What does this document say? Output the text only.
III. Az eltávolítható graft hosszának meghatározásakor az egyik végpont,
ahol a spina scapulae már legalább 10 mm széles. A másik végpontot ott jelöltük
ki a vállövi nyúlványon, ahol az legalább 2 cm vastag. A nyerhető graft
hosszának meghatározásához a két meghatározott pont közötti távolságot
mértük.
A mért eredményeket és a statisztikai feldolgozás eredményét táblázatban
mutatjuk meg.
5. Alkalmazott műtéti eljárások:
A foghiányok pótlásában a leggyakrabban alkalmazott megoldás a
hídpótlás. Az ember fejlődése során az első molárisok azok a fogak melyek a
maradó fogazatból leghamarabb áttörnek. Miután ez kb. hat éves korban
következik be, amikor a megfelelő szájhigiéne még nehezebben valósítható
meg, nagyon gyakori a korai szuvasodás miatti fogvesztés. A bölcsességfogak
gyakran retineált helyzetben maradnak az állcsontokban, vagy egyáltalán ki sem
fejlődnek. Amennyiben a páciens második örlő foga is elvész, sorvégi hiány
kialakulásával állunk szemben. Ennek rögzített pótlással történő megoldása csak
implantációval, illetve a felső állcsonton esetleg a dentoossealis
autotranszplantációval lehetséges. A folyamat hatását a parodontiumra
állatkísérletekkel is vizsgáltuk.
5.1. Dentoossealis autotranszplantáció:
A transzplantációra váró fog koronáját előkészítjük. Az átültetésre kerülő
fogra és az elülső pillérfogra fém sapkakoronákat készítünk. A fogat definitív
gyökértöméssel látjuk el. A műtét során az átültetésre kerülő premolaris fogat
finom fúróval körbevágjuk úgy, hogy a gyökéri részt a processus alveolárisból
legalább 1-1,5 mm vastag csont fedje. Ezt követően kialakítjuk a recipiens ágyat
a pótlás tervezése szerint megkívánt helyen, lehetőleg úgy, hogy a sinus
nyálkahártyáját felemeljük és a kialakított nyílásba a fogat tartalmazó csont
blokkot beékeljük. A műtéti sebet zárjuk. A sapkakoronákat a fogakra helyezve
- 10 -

■ Your instructions ■
Transcribe all the entries, keeping each one exactly as it is.

■ The response ■
What does this document say? Output the text only.
III. Az eltávolítható graft hosszának meghatározásakor az egyik végpont,
ahol a spina scapulae már legalább 10 mm széles. A másik végpontot ott jelöltük
ki a vállövi nyúlványon, ahol az legalább 2 cm vastag. A nyerhető graft
hosszának meghatározásához a két meghatározott pont közötti távolságot
mértük.
A mért eredményeket és a statisztikai feldolgozás eredményét táblázatban
mutatjuk meg.
5. Alkalmazott műtéti eljárások:
A foghiányok pótlásában a leggyakrabban alkalmazott megoldás a
hídpótlás. Az ember fejlődése során az első molárisok azok a fogak melyek a
maradó fogazatból leghamarabb áttörnek. Miután ez kb. hat éves korban
következik be, amikor a megfelelő szájhigiéne még nehezebben valósítható
meg, nagyon gyakori a korai szuvasodás miatti fogvesztés. A bölcsességfogak
gyakran retineált helyzetben maradnak az állcsontokban, vagy egyáltalán ki sem
fejlődnek. Amennyiben a páciens második örlő foga is elvész, sorvégi hiány
kialakulásával állunk szemben. Ennek rögzített pótlással történő megoldása csak
implantációval, illetve a felső állcsonton esetleg a dentoossealis
autotranszplantációval lehetséges. A folyamat hatását a parodontiumra
állatkísérletekkel is vizsgáltuk.
5.1. Dentoossealis autotranszplantáció:
A transzplantációra váró fog koronáját előkészítjük. Az átültetésre kerülő
fogra és az elülső pillérfogra fém sapkakoronákat készítünk. A fogat definitív
gyökértöméssel látjuk el. A műtét során az átültetésre kerülő premolaris fogat
finom fúróval körbevágjuk úgy, hogy a gyökéri részt a processus alveolárisból
legalább 1-1,5 mm vastag csont fedje. Ezt követően kialakítjuk a recipiens ágyat
a pótlás tervezése szerint megkívánt helyen, lehetőleg úgy, hogy a sinus
nyálkahártyáját felemeljük és a kialakított nyílásba a fogat tartalmazó csont
blokkot beékeljük. A műtéti sebet zárjuk. A sapkakoronákat a fogakra helyezve
- 10 -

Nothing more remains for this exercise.